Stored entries
⟨

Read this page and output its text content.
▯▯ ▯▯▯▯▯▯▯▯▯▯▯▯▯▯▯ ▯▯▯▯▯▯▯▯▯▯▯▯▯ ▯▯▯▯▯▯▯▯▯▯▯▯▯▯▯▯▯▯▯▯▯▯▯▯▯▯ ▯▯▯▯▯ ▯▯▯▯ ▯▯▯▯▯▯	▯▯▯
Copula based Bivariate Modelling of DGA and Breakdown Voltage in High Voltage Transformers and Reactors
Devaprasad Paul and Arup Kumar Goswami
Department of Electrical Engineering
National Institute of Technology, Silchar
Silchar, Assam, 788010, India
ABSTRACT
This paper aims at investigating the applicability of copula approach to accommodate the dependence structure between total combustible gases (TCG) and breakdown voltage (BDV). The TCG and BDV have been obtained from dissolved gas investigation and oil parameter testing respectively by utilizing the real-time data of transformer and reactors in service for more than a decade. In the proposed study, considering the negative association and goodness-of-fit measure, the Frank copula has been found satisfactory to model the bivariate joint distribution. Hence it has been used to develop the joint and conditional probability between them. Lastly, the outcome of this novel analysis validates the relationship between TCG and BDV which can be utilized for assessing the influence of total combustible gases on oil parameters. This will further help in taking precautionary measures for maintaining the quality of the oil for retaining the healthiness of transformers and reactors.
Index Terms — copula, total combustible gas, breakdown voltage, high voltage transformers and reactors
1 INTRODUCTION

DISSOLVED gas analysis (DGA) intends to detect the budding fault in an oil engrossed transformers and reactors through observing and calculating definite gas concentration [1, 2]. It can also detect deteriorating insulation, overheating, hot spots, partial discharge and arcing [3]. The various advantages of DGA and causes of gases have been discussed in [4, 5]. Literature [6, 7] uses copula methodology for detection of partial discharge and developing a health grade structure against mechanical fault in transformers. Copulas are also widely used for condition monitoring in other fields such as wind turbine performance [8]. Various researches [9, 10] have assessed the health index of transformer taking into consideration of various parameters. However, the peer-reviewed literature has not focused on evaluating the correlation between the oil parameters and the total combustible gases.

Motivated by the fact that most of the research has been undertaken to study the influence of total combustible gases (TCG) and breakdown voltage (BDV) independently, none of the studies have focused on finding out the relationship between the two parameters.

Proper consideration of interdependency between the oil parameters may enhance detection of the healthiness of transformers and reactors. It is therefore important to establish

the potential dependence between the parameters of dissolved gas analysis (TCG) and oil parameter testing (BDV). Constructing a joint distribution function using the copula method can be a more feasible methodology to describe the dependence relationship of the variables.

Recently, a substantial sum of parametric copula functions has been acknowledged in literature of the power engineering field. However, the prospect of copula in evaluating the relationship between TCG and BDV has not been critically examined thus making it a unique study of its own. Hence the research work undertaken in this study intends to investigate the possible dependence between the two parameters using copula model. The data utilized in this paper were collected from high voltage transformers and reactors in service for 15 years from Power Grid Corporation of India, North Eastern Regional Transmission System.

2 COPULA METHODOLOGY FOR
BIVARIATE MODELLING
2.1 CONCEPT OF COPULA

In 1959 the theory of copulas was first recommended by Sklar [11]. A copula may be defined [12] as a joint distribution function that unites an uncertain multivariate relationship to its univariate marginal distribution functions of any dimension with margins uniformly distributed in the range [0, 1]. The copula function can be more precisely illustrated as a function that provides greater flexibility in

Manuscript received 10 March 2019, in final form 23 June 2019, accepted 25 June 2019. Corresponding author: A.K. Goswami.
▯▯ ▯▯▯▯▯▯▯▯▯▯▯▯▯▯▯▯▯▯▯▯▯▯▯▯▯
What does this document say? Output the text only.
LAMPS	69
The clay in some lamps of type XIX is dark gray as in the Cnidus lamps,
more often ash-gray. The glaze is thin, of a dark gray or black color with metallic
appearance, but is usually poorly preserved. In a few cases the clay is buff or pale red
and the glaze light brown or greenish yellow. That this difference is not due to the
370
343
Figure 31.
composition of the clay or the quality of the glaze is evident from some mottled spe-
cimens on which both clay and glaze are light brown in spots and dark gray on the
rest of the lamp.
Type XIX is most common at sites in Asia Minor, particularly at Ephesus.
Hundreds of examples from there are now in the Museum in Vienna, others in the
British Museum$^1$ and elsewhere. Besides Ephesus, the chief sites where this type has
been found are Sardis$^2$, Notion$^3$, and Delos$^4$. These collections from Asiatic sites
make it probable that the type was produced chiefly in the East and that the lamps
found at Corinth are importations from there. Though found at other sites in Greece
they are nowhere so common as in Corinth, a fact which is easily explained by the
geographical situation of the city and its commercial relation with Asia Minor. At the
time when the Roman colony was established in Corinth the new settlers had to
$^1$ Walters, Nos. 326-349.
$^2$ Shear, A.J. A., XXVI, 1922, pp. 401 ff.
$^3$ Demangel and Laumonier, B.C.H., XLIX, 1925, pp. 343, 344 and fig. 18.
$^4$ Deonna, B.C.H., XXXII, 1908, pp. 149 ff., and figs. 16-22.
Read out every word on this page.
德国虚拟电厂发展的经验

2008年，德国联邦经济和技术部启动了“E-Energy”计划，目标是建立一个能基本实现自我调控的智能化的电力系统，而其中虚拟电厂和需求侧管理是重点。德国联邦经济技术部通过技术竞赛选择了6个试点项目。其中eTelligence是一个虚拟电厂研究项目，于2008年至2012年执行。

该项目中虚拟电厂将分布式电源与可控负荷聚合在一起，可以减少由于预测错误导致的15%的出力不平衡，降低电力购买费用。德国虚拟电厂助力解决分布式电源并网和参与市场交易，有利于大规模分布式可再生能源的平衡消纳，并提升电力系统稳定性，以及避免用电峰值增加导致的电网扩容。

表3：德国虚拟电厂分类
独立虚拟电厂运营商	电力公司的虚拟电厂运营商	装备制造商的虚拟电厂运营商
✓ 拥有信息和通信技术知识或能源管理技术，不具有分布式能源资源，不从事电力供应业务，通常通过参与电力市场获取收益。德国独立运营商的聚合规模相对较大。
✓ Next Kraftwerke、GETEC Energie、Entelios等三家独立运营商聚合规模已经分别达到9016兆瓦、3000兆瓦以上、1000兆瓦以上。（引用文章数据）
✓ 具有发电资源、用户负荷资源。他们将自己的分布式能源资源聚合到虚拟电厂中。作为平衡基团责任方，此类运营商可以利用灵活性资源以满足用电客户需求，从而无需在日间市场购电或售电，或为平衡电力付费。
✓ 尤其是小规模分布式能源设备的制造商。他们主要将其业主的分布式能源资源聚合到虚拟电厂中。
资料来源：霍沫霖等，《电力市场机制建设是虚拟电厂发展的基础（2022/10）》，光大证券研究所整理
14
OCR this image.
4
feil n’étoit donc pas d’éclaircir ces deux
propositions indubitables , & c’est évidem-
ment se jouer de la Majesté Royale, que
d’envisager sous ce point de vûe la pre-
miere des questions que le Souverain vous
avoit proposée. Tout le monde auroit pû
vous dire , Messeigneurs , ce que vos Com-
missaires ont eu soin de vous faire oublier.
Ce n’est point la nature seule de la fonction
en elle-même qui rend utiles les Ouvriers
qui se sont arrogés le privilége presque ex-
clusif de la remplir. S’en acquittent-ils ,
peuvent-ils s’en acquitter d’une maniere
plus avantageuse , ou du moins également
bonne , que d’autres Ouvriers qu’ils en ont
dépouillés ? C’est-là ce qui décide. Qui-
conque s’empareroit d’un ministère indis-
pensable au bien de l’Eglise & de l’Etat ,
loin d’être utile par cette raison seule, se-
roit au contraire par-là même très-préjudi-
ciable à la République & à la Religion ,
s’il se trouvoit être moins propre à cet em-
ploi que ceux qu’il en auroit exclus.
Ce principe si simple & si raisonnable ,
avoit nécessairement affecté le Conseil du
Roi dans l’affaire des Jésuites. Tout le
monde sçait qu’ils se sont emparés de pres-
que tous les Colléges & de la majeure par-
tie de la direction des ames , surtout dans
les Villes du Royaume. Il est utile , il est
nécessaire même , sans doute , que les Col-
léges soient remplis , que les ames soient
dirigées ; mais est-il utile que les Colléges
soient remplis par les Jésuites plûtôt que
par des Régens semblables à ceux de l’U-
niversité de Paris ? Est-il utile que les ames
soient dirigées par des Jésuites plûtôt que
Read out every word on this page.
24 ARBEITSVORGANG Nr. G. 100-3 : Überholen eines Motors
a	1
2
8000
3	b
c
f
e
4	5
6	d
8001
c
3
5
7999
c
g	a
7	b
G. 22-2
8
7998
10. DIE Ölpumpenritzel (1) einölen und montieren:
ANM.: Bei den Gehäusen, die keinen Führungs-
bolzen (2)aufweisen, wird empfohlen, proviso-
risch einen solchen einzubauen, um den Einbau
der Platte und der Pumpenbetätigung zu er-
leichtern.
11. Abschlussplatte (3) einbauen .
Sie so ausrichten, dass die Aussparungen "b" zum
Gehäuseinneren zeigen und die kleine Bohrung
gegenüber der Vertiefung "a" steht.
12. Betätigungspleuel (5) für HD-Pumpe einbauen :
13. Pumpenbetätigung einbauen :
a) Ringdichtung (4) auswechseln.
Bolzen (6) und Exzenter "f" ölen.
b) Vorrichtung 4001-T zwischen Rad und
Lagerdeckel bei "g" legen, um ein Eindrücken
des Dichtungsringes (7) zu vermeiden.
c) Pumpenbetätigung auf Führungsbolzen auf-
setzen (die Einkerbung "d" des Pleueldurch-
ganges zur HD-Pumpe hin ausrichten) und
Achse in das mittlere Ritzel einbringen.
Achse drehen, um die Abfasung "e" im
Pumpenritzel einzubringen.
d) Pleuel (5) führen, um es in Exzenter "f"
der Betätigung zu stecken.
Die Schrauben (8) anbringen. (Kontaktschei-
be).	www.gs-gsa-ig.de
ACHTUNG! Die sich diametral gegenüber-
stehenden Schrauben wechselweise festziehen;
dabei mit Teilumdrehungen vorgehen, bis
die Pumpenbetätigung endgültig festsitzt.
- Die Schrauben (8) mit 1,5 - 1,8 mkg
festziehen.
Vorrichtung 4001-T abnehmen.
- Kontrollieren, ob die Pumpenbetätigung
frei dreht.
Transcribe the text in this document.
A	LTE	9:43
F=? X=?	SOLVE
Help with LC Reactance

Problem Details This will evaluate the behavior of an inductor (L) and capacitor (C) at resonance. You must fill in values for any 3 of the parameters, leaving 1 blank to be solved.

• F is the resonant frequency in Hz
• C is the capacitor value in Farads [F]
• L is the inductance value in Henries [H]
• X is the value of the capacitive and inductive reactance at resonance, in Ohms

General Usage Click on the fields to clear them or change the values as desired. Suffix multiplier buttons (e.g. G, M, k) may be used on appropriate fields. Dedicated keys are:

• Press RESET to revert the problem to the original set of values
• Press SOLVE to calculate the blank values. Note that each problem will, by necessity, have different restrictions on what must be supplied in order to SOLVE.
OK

⟩

→ DESCRIPTION OF THE TASK
Identify each line containing the string "remplis" and copy it out.

→ FINAL RESULT
léges soient remplis , que les ames soient
soient remplis par les Jésuites plûtôt que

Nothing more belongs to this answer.